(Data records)
## Start

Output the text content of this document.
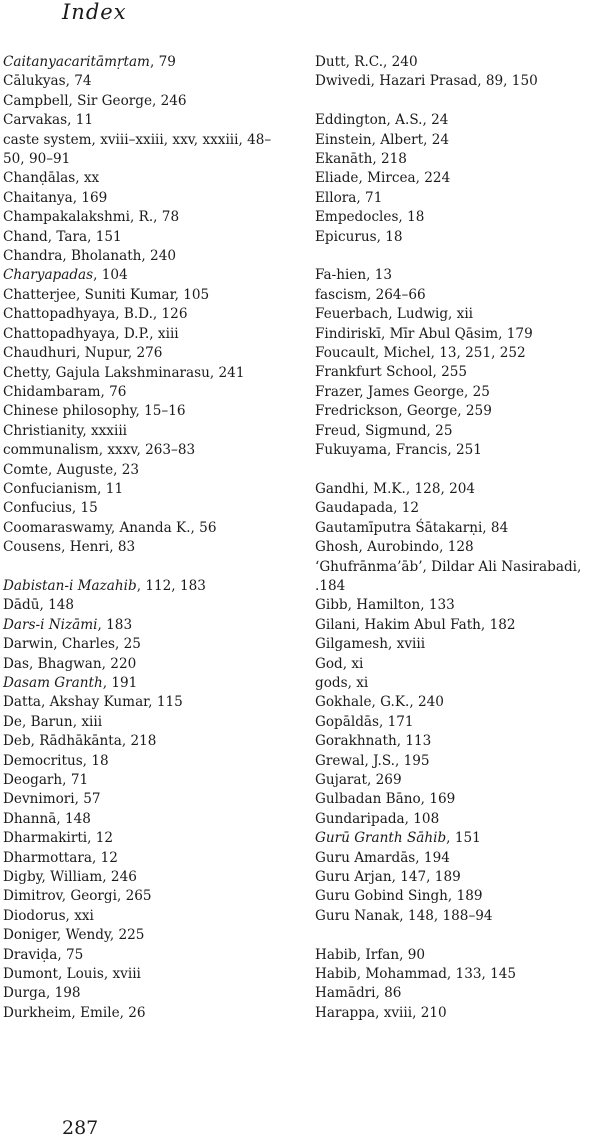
Index
Caitanyacaritāmṛtam, 79
Cālukyas, 74
Campbell, Sir George, 246
Carvakas, 11
caste system, xviii–xxiii, xxv, xxxiii, 48–
50, 90–91
Chanḍālas, xx
Chaitanya, 169
Champakalakshmi, R., 78
Chand, Tara, 151
Chandra, Bholanath, 240
Charyapadas, 104
Chatterjee, Suniti Kumar, 105
Chattopadhyaya, B.D., 126
Chattopadhyaya, D.P., xiii
Chaudhuri, Nupur, 276
Chetty, Gajula Lakshminarasu, 241
Chidambaram, 76
Chinese philosophy, 15–16
Christianity, xxxiii
communalism, xxxv, 263–83
Comte, Auguste, 23
Confucianism, 11
Confucius, 15
Coomaraswamy, Ananda K., 56
Cousens, Henri, 83
Dabistan-i Mazahib, 112, 183
Dādū, 148
Dars-i Nizāmi, 183
Darwin, Charles, 25
Das, Bhagwan, 220
Dasam Granth, 191
Datta, Akshay Kumar, 115
De, Barun, xiii
Deb, Rādhākānta, 218
Democritus, 18
Deogarh, 71
Devnimori, 57
Dhannā, 148
Dharmakirti, 12
Dharmottara, 12
Digby, William, 246
Dimitrov, Georgi, 265
Diodorus, xxi
Doniger, Wendy, 225
Draviḍa, 75
Dumont, Louis, xviii
Durga, 198
Durkheim, Emile, 26
Dutt, R.C., 240
Dwivedi, Hazari Prasad, 89, 150
Eddington, A.S., 24
Einstein, Albert, 24
Ekanāth, 218
Eliade, Mircea, 224
Ellora, 71
Empedocles, 18
Epicurus, 18
Fa-hien, 13
fascism, 264–66
Feuerbach, Ludwig, xii
Findiriskī, Mīr Abul Qāsim, 179
Foucault, Michel, 13, 251, 252
Frankfurt School, 255
Frazer, James George, 25
Fredrickson, George, 259
Freud, Sigmund, 25
Fukuyama, Francis, 251
Gandhi, M.K., 128, 204
Gaudapada, 12
Gautamīputra Śātakarṇi, 84
Ghosh, Aurobindo, 128
‘Ghufrānma’āb’, Dildar Ali Nasirabadi,
.184
Gibb, Hamilton, 133
Gilani, Hakim Abul Fath, 182
Gilgamesh, xviii
God, xi
gods, xi
Gokhale, G.K., 240
Gopāldās, 171
Gorakhnath, 113
Grewal, J.S., 195
Gujarat, 269
Gulbadan Bāno, 169
Gundaripada, 108
Gurū Granth Sāhib, 151
Guru Amardās, 194
Guru Arjan, 147, 189
Guru Gobind Singh, 189
Guru Nanak, 148, 188–94
Habib, Irfan, 90
Habib, Mohammad, 133, 145
Hamādri, 86
Harappa, xviii, 210
287
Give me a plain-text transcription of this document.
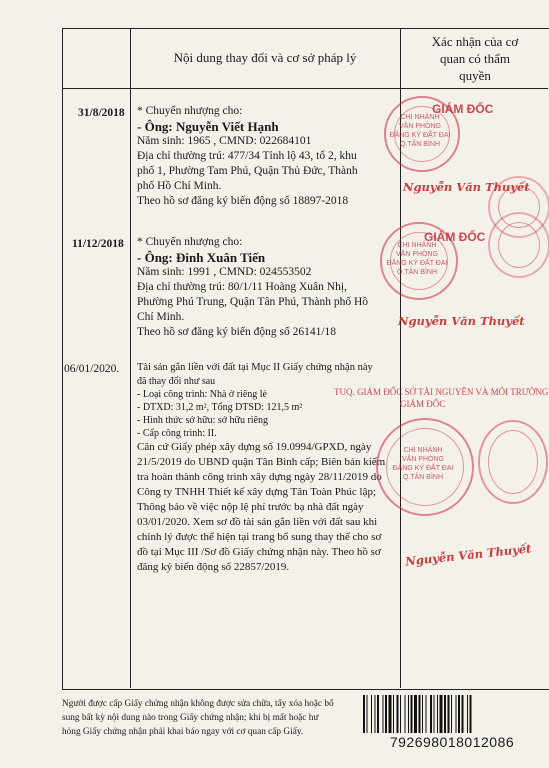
Nội dung thay đổi và cơ sở pháp lý
Xác nhận của cơ
quan có thẩm
quyền
31/8/2018 * Chuyển nhượng cho:
- Ông: Nguyễn Viết Hạnh
Năm sinh: 1965 , CMND: 022684101
Địa chỉ thường trú: 477/34 Tỉnh lộ 43, tổ 2, khu
phố 1, Phường Tam Phú, Quận Thủ Đức, Thành
phố Hồ Chí Minh.
Theo hồ sơ đăng ký biến động số 18897-2018
11/12/2018 * Chuyển nhượng cho:
- Ông: Đinh Xuân Tiến
Năm sinh: 1991 , CMND: 024553502
Địa chỉ thường trú: 80/1/11 Hoàng Xuân Nhị,
Phường Phú Trung, Quận Tân Phú, Thành phố Hồ
Chí Minh.
Theo hồ sơ đăng ký biến động số 26141/18
06/01/2020. Tài sản gắn liền với đất tại Mục II Giấy chứng nhận này
đã thay đổi như sau
- Loại công trình: Nhà ở riêng lẻ
- DTXD: 31,2 m², Tổng DTSD: 121,5 m²
- Hình thức sở hữu: sở hữu riêng
- Cấp công trình: II.
Căn cứ Giấy phép xây dựng số 19.0994/GPXD, ngày
21/5/2019 do UBND quận Tân Bình cấp; Biên bản kiểm
tra hoàn thành công trình xây dựng ngày 28/11/2019 do
Công ty TNHH Thiết kế xây dựng Tân Toàn Phúc lập;
Thông báo về việc nộp lệ phí trước bạ nhà đất ngày
03/01/2020. Xem sơ đồ tài sản gắn liền với đất sau khi
chỉnh lý được thể hiện tại trang bổ sung thay thế cho sơ
đồ tại Mục III /Sơ đồ Giấy chứng nhận này. Theo hồ sơ
đăng ký biến động số 22857/2019.
CHI NHÁNH
VĂN PHÒNG
ĐĂNG KÝ ĐẤT ĐAI
Q.TÂN BÌNH
GIÁM ĐỐC
Nguyễn Văn Thuyết
CHI NHÁNH
VĂN PHÒNG
ĐĂNG KÝ ĐẤT ĐAI
Q.TÂN BÌNH
GIÁM ĐỐC
Nguyễn Văn Thuyết
TUQ. GIÁM ĐỐC SỞ TÀI NGUYÊN VÀ MÔI TRƯỜNG
GIÁM ĐỐC
CHI NHÁNH
VĂN PHÒNG
ĐĂNG KÝ ĐẤT ĐAI
Q.TÂN BÌNH
Nguyễn Văn Thuyết
Người được cấp Giấy chứng nhận không được sửa chữa, tẩy xóa hoặc bổ
sung bất kỳ nội dung nào trong Giấy chứng nhận; khi bị mất hoặc hư
hỏng Giấy chứng nhận phải khai báo ngay với cơ quan cấp Giấy.
792698018012086
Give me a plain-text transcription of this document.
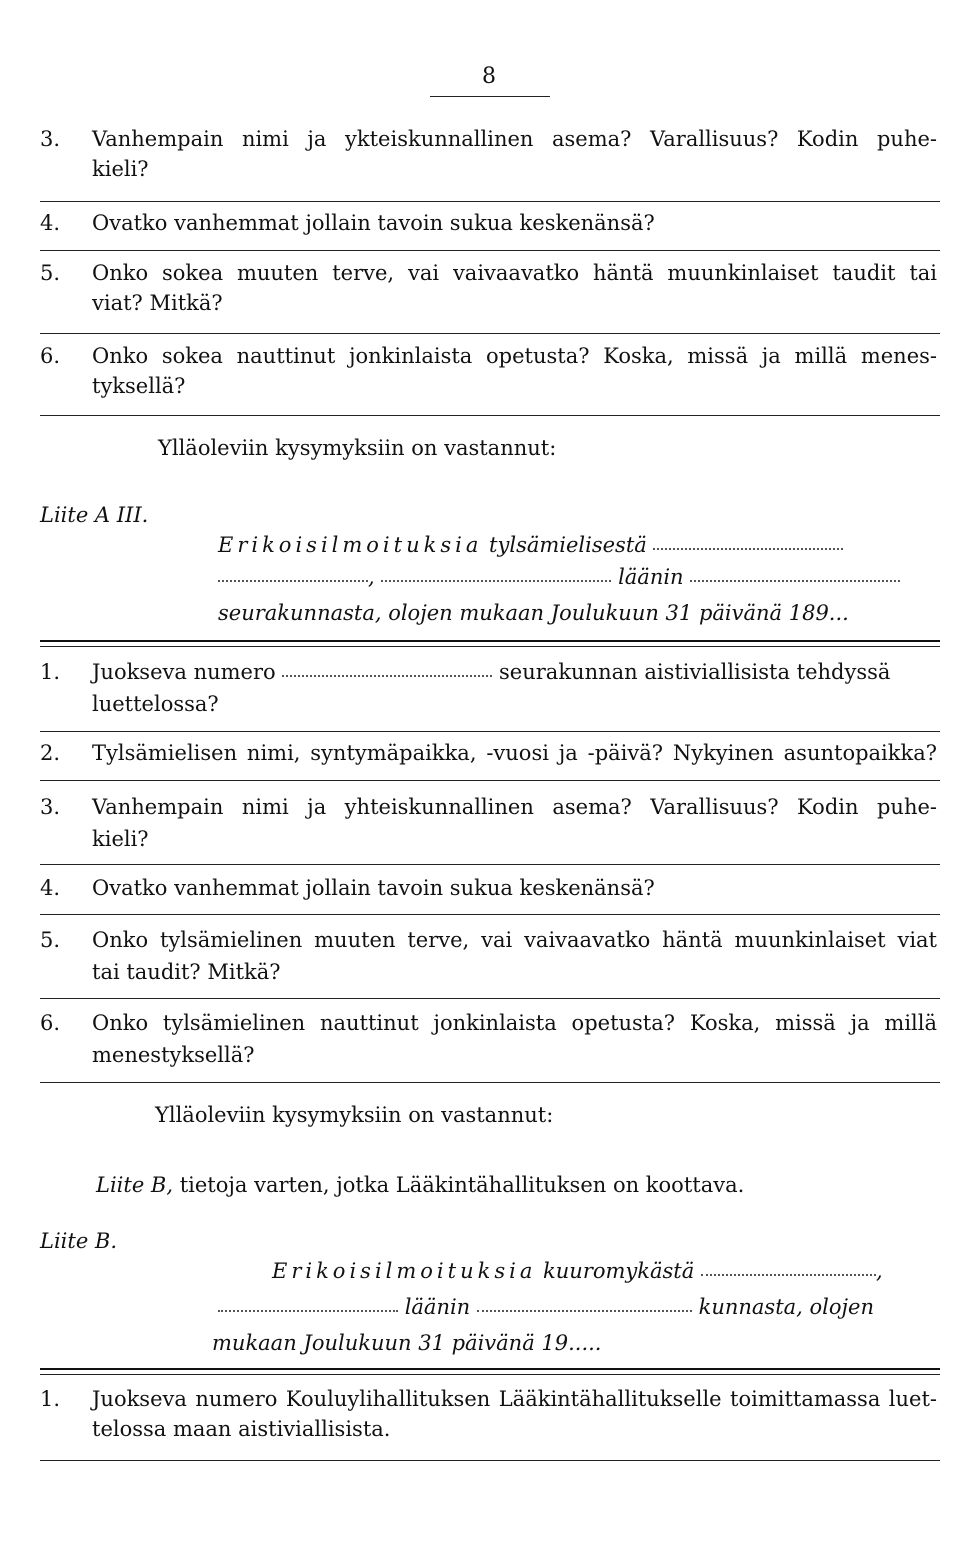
8
3. Vanhempain nimi ja ykteiskunnallinen asema? Varallisuus? Kodin puhe-
kieli?
4. Ovatko vanhemmat jollain tavoin sukua keskenänsä?
5. Onko sokea muuten terve, vai vaivaavatko häntä muunkinlaiset taudit tai
viat? Mitkä?
6. Onko sokea nauttinut jonkinlaista opetusta? Koska, missä ja millä menes-
tyksellä?
Ylläoleviin kysymyksiin on vastannut:
Liite A III.
Erikoisilmoituksia tylsämielisestä
,	läänin
seurakunnasta, olojen mukaan Joulukuun 31 päivänä 189...
1. Juokseva numero	seurakunnan aistiviallisista tehdyssä
luettelossa?
2. Tylsämielisen nimi, syntymäpaikka, -vuosi ja -päivä? Nykyinen asuntopaikka?
3. Vanhempain nimi ja yhteiskunnallinen asema? Varallisuus? Kodin puhe-
kieli?
4. Ovatko vanhemmat jollain tavoin sukua keskenänsä?
5. Onko tylsämielinen muuten terve, vai vaivaavatko häntä muunkinlaiset viat
tai taudit? Mitkä?
6. Onko tylsämielinen nauttinut jonkinlaista opetusta? Koska, missä ja millä
menestyksellä?
Ylläoleviin kysymyksiin on vastannut:
Liite B, tietoja varten, jotka Lääkintähallituksen on koottava.
Liite B.
Erikoisilmoituksia kuuromykästä	,
läänin	kunnasta, olojen
mukaan Joulukuun 31 päivänä 19.....
1. Juokseva numero Kouluylihallituksen Lääkintähallitukselle toimittamassa luet-
telossa maan aistiviallisista.
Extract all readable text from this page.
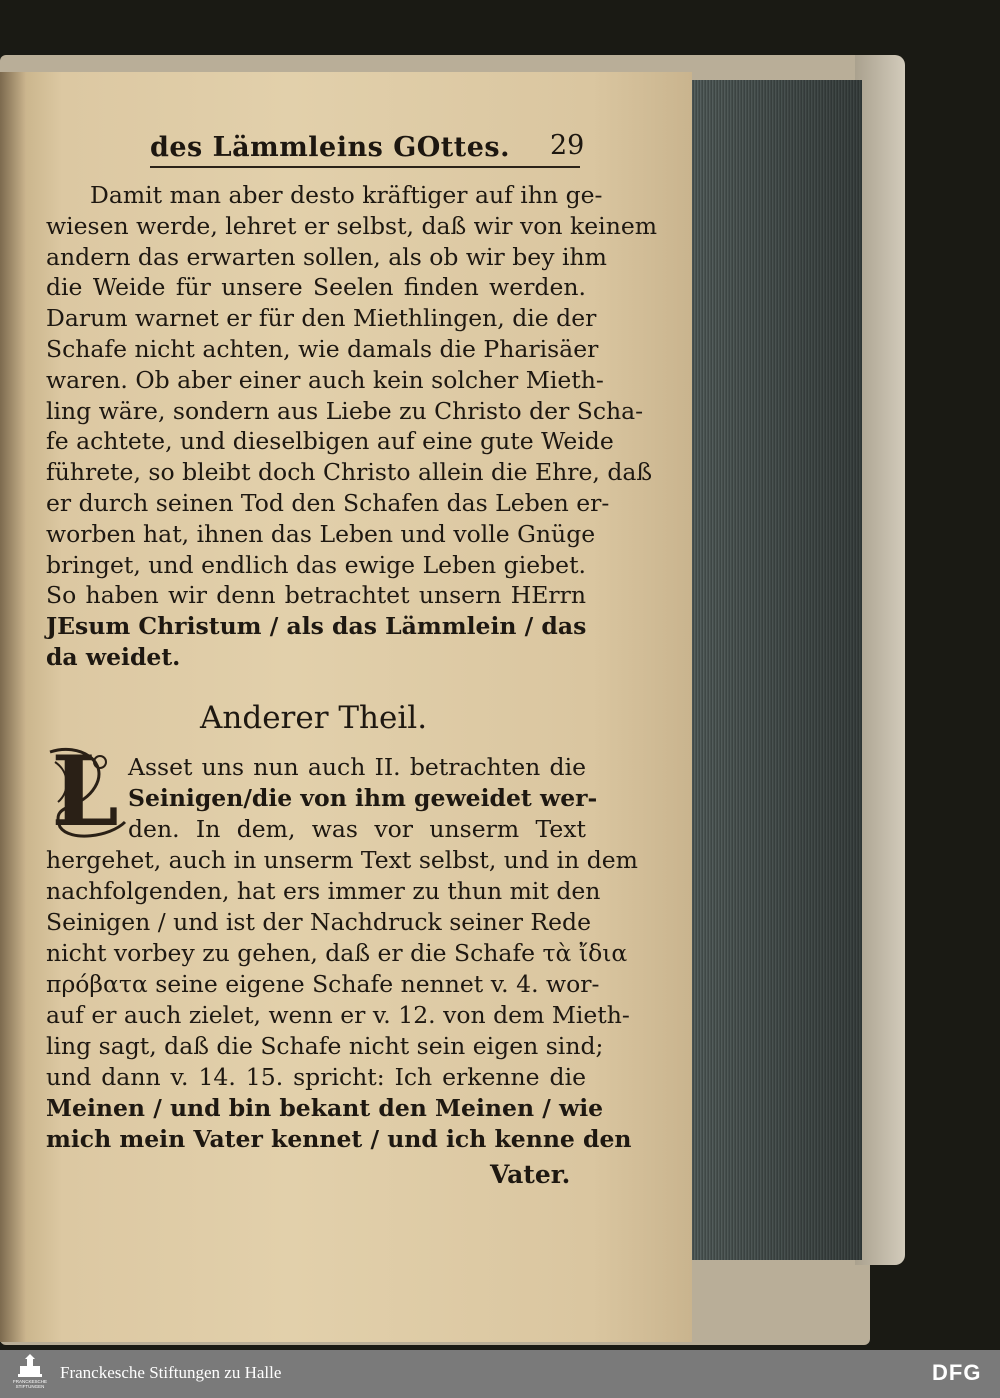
des Lämmleins GOttes. 29
Damit man aber desto kräftiger auf ihn ge-
wiesen werde, lehret er selbst, daß wir von keinem
andern das erwarten sollen, als ob wir bey ihm
die Weide für unsere Seelen finden werden.
Darum warnet er für den Miethlingen, die der
Schafe nicht achten, wie damals die Pharisäer
waren. Ob aber einer auch kein solcher Mieth-
ling wäre, sondern aus Liebe zu Christo der Scha-
fe achtete, und dieselbigen auf eine gute Weide
führete, so bleibt doch Christo allein die Ehre, daß
er durch seinen Tod den Schafen das Leben er-
worben hat, ihnen das Leben und volle Gnüge
bringet, und endlich das ewige Leben giebet.
So haben wir denn betrachtet unsern HErrn
JEsum Christum / als das Lämmlein / das
da weidet.
Anderer Theil.
L Asset uns nun auch II. betrachten die
Seinigen/die von ihm geweidet wer-
den. In dem, was vor unserm Text
hergehet, auch in unserm Text selbst, und in dem
nachfolgenden, hat ers immer zu thun mit den
Seinigen / und ist der Nachdruck seiner Rede
nicht vorbey zu gehen, daß er die Schafe τὰ ἴδια
πρόβατα seine eigene Schafe nennet v. 4. wor-
auf er auch zielet, wenn er v. 12. von dem Mieth-
ling sagt, daß die Schafe nicht sein eigen sind;
und dann v. 14. 15. spricht: Ich erkenne die
Meinen / und bin bekant den Meinen / wie
mich mein Vater kennet / und ich kenne den
Vater.
FRANCKESCHE STIFTUNGEN
Franckesche Stiftungen zu Halle	DFG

## End

# WHAT THIS TASK INVOLVES
Locate the string "thường" in the listing above and copy every line where it occurs.

# THE COMPLETED TASK
Địa chỉ thường trú: 477/34 Tỉnh lộ 43, tổ 2, khu
Địa chỉ thường trú: 80/1/11 Hoàng Xuân Nhị,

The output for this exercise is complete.